WHAT TO DO
Reproduce every entry exactly.

[Start]

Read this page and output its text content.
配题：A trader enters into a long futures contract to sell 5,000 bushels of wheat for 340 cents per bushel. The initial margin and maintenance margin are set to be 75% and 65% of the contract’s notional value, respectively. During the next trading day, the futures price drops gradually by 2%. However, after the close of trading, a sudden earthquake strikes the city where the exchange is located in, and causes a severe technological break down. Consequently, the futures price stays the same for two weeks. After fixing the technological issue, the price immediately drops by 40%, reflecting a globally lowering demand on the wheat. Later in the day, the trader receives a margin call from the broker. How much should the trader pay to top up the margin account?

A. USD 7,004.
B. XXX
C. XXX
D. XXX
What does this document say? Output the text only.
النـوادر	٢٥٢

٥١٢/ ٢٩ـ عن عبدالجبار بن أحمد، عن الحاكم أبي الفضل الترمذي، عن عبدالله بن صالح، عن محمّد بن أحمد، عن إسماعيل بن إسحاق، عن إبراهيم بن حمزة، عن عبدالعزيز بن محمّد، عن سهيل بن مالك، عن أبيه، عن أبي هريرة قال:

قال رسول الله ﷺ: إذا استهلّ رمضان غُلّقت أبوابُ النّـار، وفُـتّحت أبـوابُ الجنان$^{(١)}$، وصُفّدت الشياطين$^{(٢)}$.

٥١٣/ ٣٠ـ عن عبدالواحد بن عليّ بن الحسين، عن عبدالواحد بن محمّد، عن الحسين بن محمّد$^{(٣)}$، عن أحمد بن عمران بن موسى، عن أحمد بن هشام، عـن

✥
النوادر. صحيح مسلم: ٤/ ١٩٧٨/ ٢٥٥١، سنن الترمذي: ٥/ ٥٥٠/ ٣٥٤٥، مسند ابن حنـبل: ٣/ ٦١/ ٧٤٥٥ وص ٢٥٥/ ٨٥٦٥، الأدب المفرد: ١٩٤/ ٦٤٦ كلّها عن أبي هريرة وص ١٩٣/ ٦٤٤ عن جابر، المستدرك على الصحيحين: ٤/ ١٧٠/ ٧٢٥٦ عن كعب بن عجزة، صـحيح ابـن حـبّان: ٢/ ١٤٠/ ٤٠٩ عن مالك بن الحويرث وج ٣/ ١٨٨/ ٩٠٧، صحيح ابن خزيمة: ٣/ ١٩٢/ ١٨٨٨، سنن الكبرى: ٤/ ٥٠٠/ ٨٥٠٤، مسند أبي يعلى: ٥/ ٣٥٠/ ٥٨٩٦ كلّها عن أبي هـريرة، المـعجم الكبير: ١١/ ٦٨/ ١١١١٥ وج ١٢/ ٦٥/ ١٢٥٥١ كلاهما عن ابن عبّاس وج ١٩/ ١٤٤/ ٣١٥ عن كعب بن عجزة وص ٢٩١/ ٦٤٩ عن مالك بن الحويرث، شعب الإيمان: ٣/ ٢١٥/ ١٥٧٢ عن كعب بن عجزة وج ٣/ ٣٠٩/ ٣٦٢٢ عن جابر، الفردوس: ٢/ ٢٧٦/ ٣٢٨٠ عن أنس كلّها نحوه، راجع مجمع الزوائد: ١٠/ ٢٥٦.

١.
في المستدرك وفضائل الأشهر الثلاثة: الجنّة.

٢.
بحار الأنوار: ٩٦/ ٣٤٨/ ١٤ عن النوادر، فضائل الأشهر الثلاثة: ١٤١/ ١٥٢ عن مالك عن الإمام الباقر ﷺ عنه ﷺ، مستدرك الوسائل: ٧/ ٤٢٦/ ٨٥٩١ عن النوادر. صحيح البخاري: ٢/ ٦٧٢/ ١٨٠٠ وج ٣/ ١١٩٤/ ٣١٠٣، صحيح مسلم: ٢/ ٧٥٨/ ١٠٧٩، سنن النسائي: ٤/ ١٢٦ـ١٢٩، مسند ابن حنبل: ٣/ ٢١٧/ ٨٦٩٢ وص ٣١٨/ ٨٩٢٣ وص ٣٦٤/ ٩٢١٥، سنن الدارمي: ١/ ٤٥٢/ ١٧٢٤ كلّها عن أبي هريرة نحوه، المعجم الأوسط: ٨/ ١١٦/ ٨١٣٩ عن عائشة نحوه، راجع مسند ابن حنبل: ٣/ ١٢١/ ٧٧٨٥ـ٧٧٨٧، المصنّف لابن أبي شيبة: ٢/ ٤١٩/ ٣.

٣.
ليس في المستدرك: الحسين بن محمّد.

[End]

EXERCISE OUTPUT
Read this page and output its text content.
配题：A trader enters into a long futures contract to sell 5,000 bushels of wheat for 340 cents per bushel. The initial margin and maintenance margin are set to be 75% and 65% of the contract’s notional value, respectively. During the next trading day, the futures price drops gradually by 2%. However, after the close of trading, a sudden earthquake strikes the city where the exchange is located in, and causes a severe technological break down. Consequently, the futures price stays the same for two weeks. After fixing the technological issue, the price immediately drops by 40%, reflecting a globally lowering demand on the wheat. Later in the day, the trader receives a margin call from the broker. How much should the trader pay to top up the margin account?

A. USD 7,004.
B. XXX
C. XXX
D. XXX
What does this document say? Output the text only.
النـوادر	٢٥٢

٥١٢/ ٢٩ـ عن عبدالجبار بن أحمد، عن الحاكم أبي الفضل الترمذي، عن عبدالله بن صالح، عن محمّد بن أحمد، عن إسماعيل بن إسحاق، عن إبراهيم بن حمزة، عن عبدالعزيز بن محمّد، عن سهيل بن مالك، عن أبيه، عن أبي هريرة قال:

قال رسول الله ﷺ: إذا استهلّ رمضان غُلّقت أبوابُ النّـار، وفُـتّحت أبـوابُ الجنان$^{(١)}$، وصُفّدت الشياطين$^{(٢)}$.

٥١٣/ ٣٠ـ عن عبدالواحد بن عليّ بن الحسين، عن عبدالواحد بن محمّد، عن الحسين بن محمّد$^{(٣)}$، عن أحمد بن عمران بن موسى، عن أحمد بن هشام، عـن

✥
النوادر. صحيح مسلم: ٤/ ١٩٧٨/ ٢٥٥١، سنن الترمذي: ٥/ ٥٥٠/ ٣٥٤٥، مسند ابن حنـبل: ٣/ ٦١/ ٧٤٥٥ وص ٢٥٥/ ٨٥٦٥، الأدب المفرد: ١٩٤/ ٦٤٦ كلّها عن أبي هريرة وص ١٩٣/ ٦٤٤ عن جابر، المستدرك على الصحيحين: ٤/ ١٧٠/ ٧٢٥٦ عن كعب بن عجزة، صـحيح ابـن حـبّان: ٢/ ١٤٠/ ٤٠٩ عن مالك بن الحويرث وج ٣/ ١٨٨/ ٩٠٧، صحيح ابن خزيمة: ٣/ ١٩٢/ ١٨٨٨، سنن الكبرى: ٤/ ٥٠٠/ ٨٥٠٤، مسند أبي يعلى: ٥/ ٣٥٠/ ٥٨٩٦ كلّها عن أبي هـريرة، المـعجم الكبير: ١١/ ٦٨/ ١١١١٥ وج ١٢/ ٦٥/ ١٢٥٥١ كلاهما عن ابن عبّاس وج ١٩/ ١٤٤/ ٣١٥ عن كعب بن عجزة وص ٢٩١/ ٦٤٩ عن مالك بن الحويرث، شعب الإيمان: ٣/ ٢١٥/ ١٥٧٢ عن كعب بن عجزة وج ٣/ ٣٠٩/ ٣٦٢٢ عن جابر، الفردوس: ٢/ ٢٧٦/ ٣٢٨٠ عن أنس كلّها نحوه، راجع مجمع الزوائد: ١٠/ ٢٥٦.

١.
في المستدرك وفضائل الأشهر الثلاثة: الجنّة.

٢.
بحار الأنوار: ٩٦/ ٣٤٨/ ١٤ عن النوادر، فضائل الأشهر الثلاثة: ١٤١/ ١٥٢ عن مالك عن الإمام الباقر ﷺ عنه ﷺ، مستدرك الوسائل: ٧/ ٤٢٦/ ٨٥٩١ عن النوادر. صحيح البخاري: ٢/ ٦٧٢/ ١٨٠٠ وج ٣/ ١١٩٤/ ٣١٠٣، صحيح مسلم: ٢/ ٧٥٨/ ١٠٧٩، سنن النسائي: ٤/ ١٢٦ـ١٢٩، مسند ابن حنبل: ٣/ ٢١٧/ ٨٦٩٢ وص ٣١٨/ ٨٩٢٣ وص ٣٦٤/ ٩٢١٥، سنن الدارمي: ١/ ٤٥٢/ ١٧٢٤ كلّها عن أبي هريرة نحوه، المعجم الأوسط: ٨/ ١١٦/ ٨١٣٩ عن عائشة نحوه، راجع مسند ابن حنبل: ٣/ ١٢١/ ٧٧٨٥ـ٧٧٨٧، المصنّف لابن أبي شيبة: ٢/ ٤١٩/ ٣.

٣.
ليس في المستدرك: الحسين بن محمّد.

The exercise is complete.